__MATERIAL FOR THIS TASK__.
######

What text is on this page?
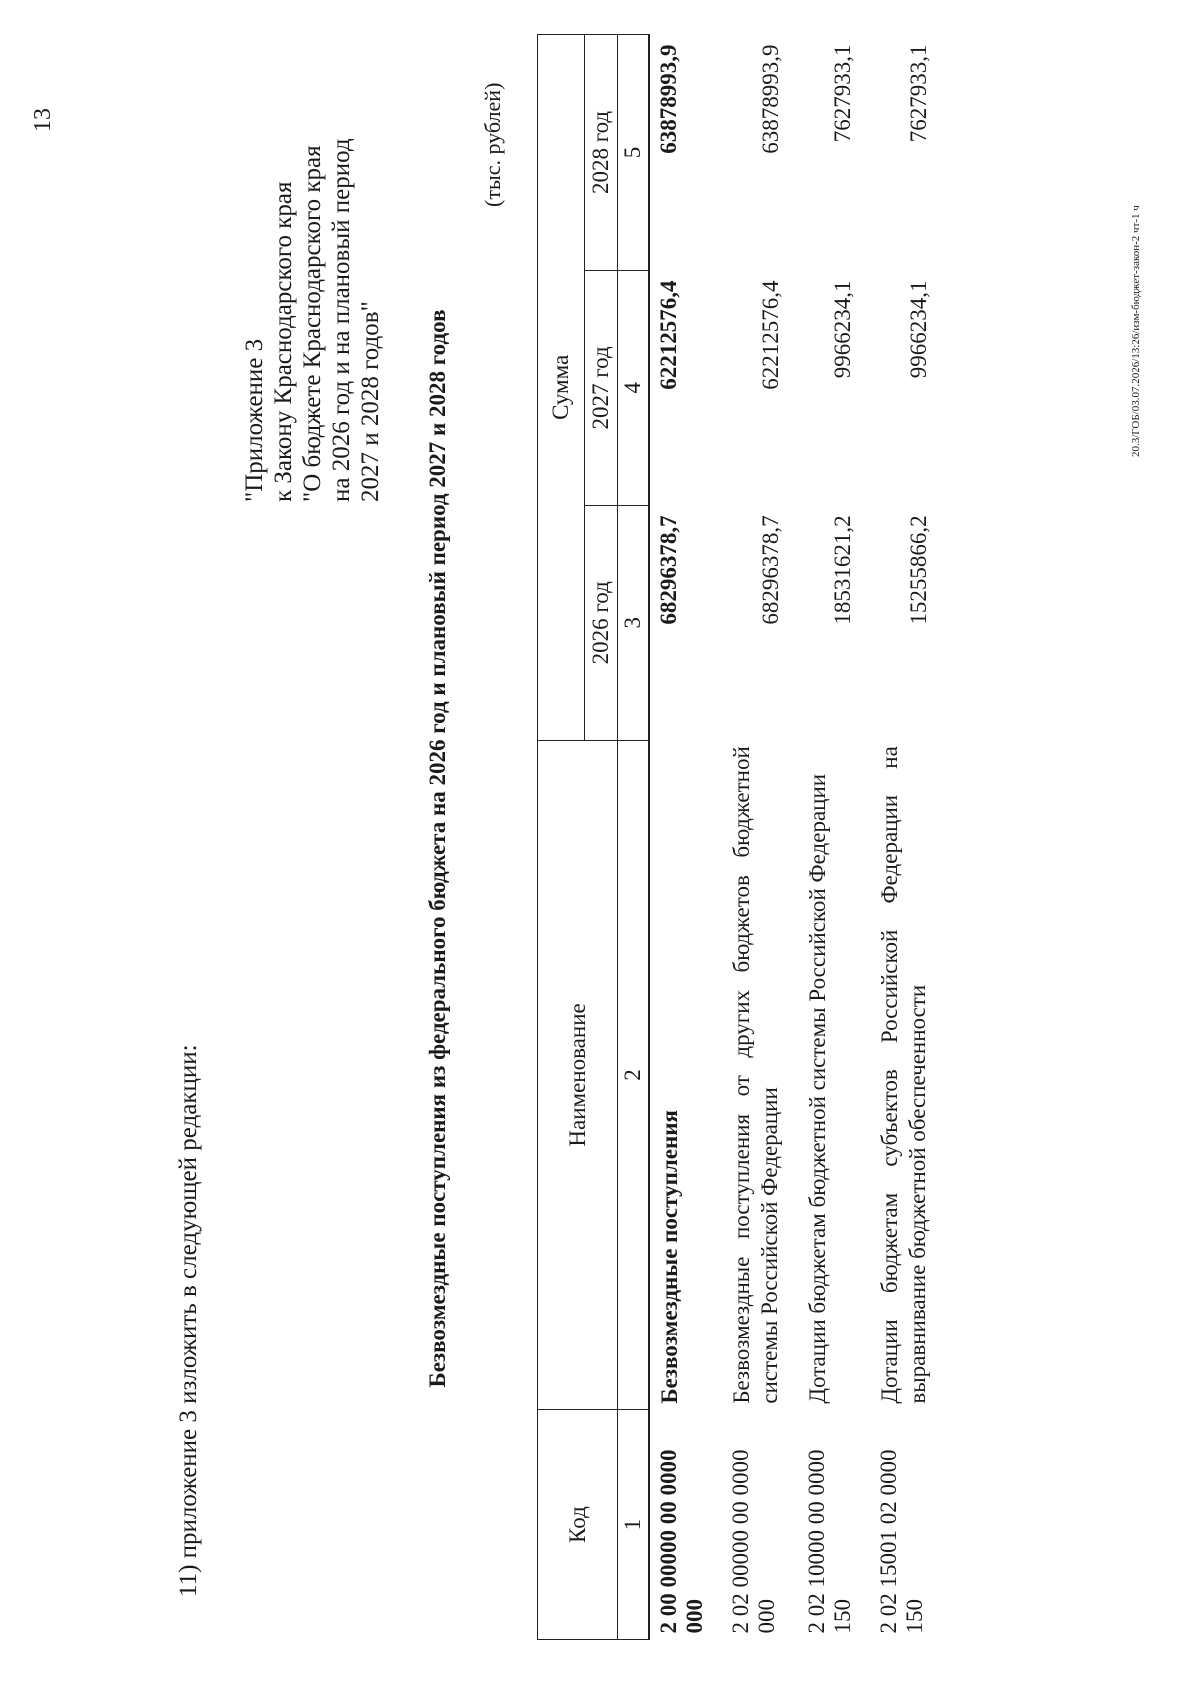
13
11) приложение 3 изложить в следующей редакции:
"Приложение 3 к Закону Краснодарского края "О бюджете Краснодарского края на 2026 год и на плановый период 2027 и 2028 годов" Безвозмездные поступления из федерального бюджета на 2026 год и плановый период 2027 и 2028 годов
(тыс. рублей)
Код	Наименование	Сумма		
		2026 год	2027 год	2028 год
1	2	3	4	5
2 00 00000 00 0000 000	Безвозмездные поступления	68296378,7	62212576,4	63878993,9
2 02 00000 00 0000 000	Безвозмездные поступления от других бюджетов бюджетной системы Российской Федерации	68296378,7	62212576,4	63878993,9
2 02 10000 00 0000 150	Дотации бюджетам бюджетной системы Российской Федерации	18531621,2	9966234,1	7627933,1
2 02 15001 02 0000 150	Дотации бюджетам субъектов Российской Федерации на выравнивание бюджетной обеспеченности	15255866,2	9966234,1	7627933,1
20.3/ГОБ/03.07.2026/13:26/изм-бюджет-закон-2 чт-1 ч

######

__WHAT IS NEEDED__. Reproduce the data word for word, excluding its pictures.

__TASK SOLUTION__.
What text is on this page?
13
11) приложение 3 изложить в следующей редакции:
"Приложение 3 к Закону Краснодарского края "О бюджете Краснодарского края на 2026 год и на плановый период 2027 и 2028 годов" Безвозмездные поступления из федерального бюджета на 2026 год и плановый период 2027 и 2028 годов
(тыс. рублей)
Код	Наименование	Сумма		
		2026 год	2027 год	2028 год
1	2	3	4	5
2 00 00000 00 0000 000	Безвозмездные поступления	68296378,7	62212576,4	63878993,9
2 02 00000 00 0000 000	Безвозмездные поступления от других бюджетов бюджетной системы Российской Федерации	68296378,7	62212576,4	63878993,9
2 02 10000 00 0000 150	Дотации бюджетам бюджетной системы Российской Федерации	18531621,2	9966234,1	7627933,1
2 02 15001 02 0000 150	Дотации бюджетам субъектов Российской Федерации на выравнивание бюджетной обеспеченности	15255866,2	9966234,1	7627933,1
20.3/ГОБ/03.07.2026/13:26/изм-бюджет-закон-2 чт-1 ч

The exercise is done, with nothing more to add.